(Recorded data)
________________________

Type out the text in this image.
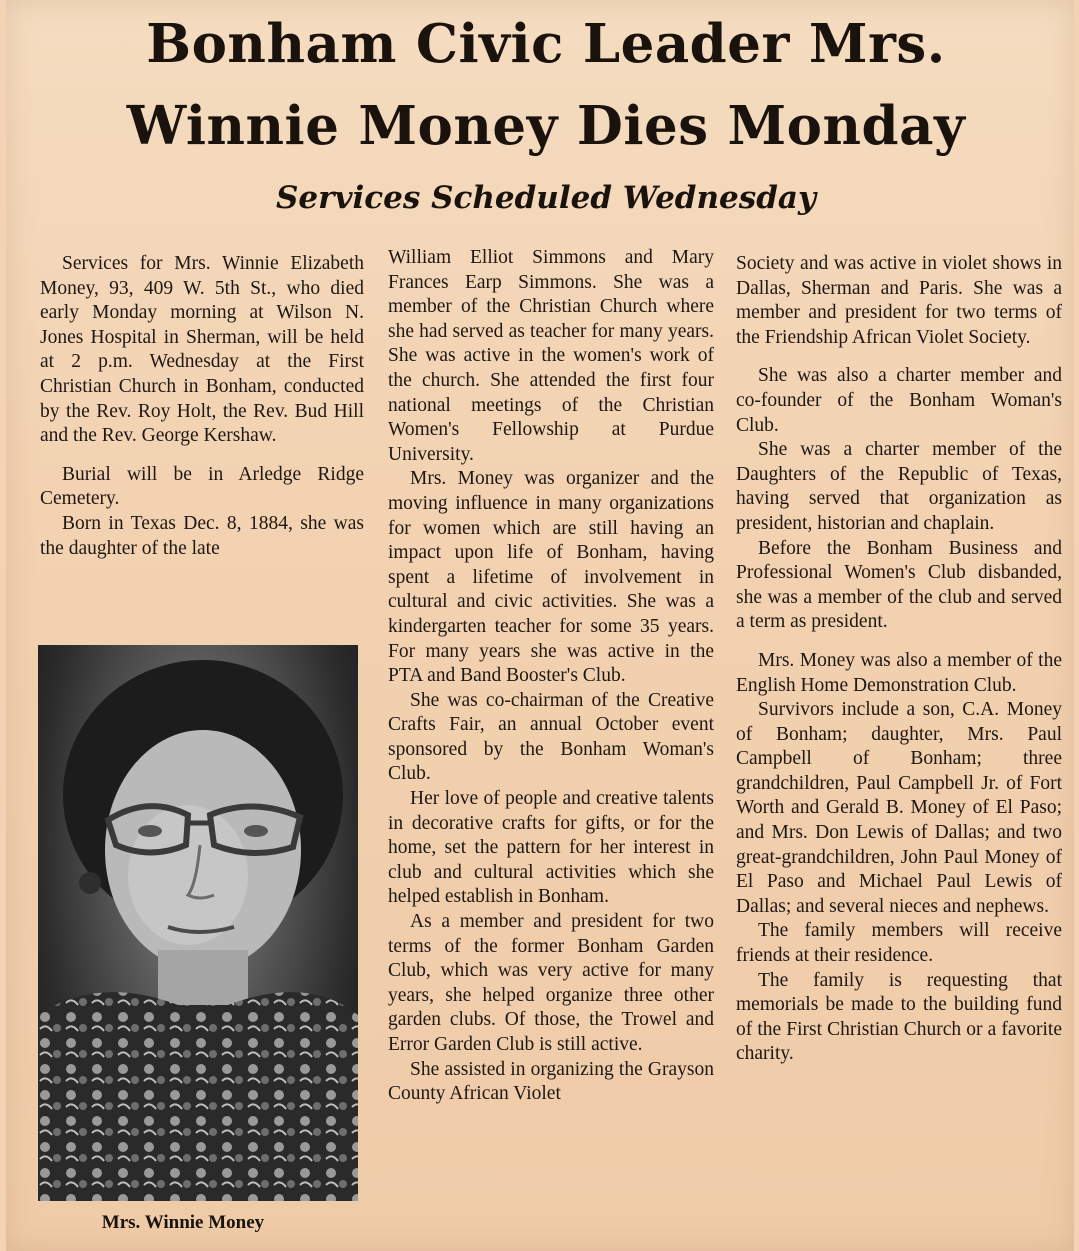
Bonham Civic Leader Mrs.
Winnie Money Dies Monday
Services Scheduled Wednesday

Services for Mrs. Winnie Elizabeth Money, 93, 409 W. 5th St., who died early Monday morning at Wilson N. Jones Hospital in Sherman, will be held at 2 p.m. Wednesday at the First Christian Church in Bonham, conducted by the Rev. Roy Holt, the Rev. Bud Hill and the Rev. George Kershaw.

Burial will be in Arledge Ridge Cemetery.

Born in Texas Dec. 8, 1884, she was the daughter of the late

Mrs. Winnie Money

William Elliot Simmons and Mary Frances Earp Simmons. She was a member of the Christian Church where she had served as teacher for many years. She was active in the women's work of the church. She attended the first four national meetings of the Christian Women's Fellowship at Purdue University.

Mrs. Money was organizer and the moving influence in many organizations for women which are still having an impact upon life of Bonham, having spent a lifetime of involvement in cultural and civic activities. She was a kindergarten teacher for some 35 years. For many years she was active in the PTA and Band Booster's Club.

She was co-chairman of the Creative Crafts Fair, an annual October event sponsored by the Bonham Woman's Club.

Her love of people and creative talents in decorative crafts for gifts, or for the home, set the pattern for her interest in club and cultural activities which she helped establish in Bonham.

As a member and president for two terms of the former Bonham Garden Club, which was very active for many years, she helped organize three other garden clubs. Of those, the Trowel and Error Garden Club is still active.

She assisted in organizing the Grayson County African Violet

Society and was active in violet shows in Dallas, Sherman and Paris. She was a member and president for two terms of the Friendship African Violet Society.

She was also a charter member and co-founder of the Bonham Woman's Club.

She was a charter member of the Daughters of the Republic of Texas, having served that organization as president, historian and chaplain.

Before the Bonham Business and Professional Women's Club disbanded, she was a member of the club and served a term as president.

Mrs. Money was also a member of the English Home Demonstration Club.

Survivors include a son, C.A. Money of Bonham; daughter, Mrs. Paul Campbell of Bonham; three grandchildren, Paul Campbell Jr. of Fort Worth and Gerald B. Money of El Paso; and Mrs. Don Lewis of Dallas; and two great-grandchildren, John Paul Money of El Paso and Michael Paul Lewis of Dallas; and several nieces and nephews.

The family members will receive friends at their residence.

The family is requesting that memorials be made to the building fund of the First Christian Church or a favorite charity.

________________________

#### Your objective:
Print the listing above in full, exactly as written. Omit any pictures.

#### Completed task:
Type out the text in this image.
Bonham Civic Leader Mrs.
Winnie Money Dies Monday
Services Scheduled Wednesday

Services for Mrs. Winnie Elizabeth Money, 93, 409 W. 5th St., who died early Monday morning at Wilson N. Jones Hospital in Sherman, will be held at 2 p.m. Wednesday at the First Christian Church in Bonham, conducted by the Rev. Roy Holt, the Rev. Bud Hill and the Rev. George Kershaw.

Burial will be in Arledge Ridge Cemetery.

Born in Texas Dec. 8, 1884, she was the daughter of the late

Mrs. Winnie Money

William Elliot Simmons and Mary Frances Earp Simmons. She was a member of the Christian Church where she had served as teacher for many years. She was active in the women's work of the church. She attended the first four national meetings of the Christian Women's Fellowship at Purdue University.

Mrs. Money was organizer and the moving influence in many organizations for women which are still having an impact upon life of Bonham, having spent a lifetime of involvement in cultural and civic activities. She was a kindergarten teacher for some 35 years. For many years she was active in the PTA and Band Booster's Club.

She was co-chairman of the Creative Crafts Fair, an annual October event sponsored by the Bonham Woman's Club.

Her love of people and creative talents in decorative crafts for gifts, or for the home, set the pattern for her interest in club and cultural activities which she helped establish in Bonham.

As a member and president for two terms of the former Bonham Garden Club, which was very active for many years, she helped organize three other garden clubs. Of those, the Trowel and Error Garden Club is still active.

She assisted in organizing the Grayson County African Violet

Society and was active in violet shows in Dallas, Sherman and Paris. She was a member and president for two terms of the Friendship African Violet Society.

She was also a charter member and co-founder of the Bonham Woman's Club.

She was a charter member of the Daughters of the Republic of Texas, having served that organization as president, historian and chaplain.

Before the Bonham Business and Professional Women's Club disbanded, she was a member of the club and served a term as president.

Mrs. Money was also a member of the English Home Demonstration Club.

Survivors include a son, C.A. Money of Bonham; daughter, Mrs. Paul Campbell of Bonham; three grandchildren, Paul Campbell Jr. of Fort Worth and Gerald B. Money of El Paso; and Mrs. Don Lewis of Dallas; and two great-grandchildren, John Paul Money of El Paso and Michael Paul Lewis of Dallas; and several nieces and nephews.

The family members will receive friends at their residence.

The family is requesting that memorials be made to the building fund of the First Christian Church or a favorite charity.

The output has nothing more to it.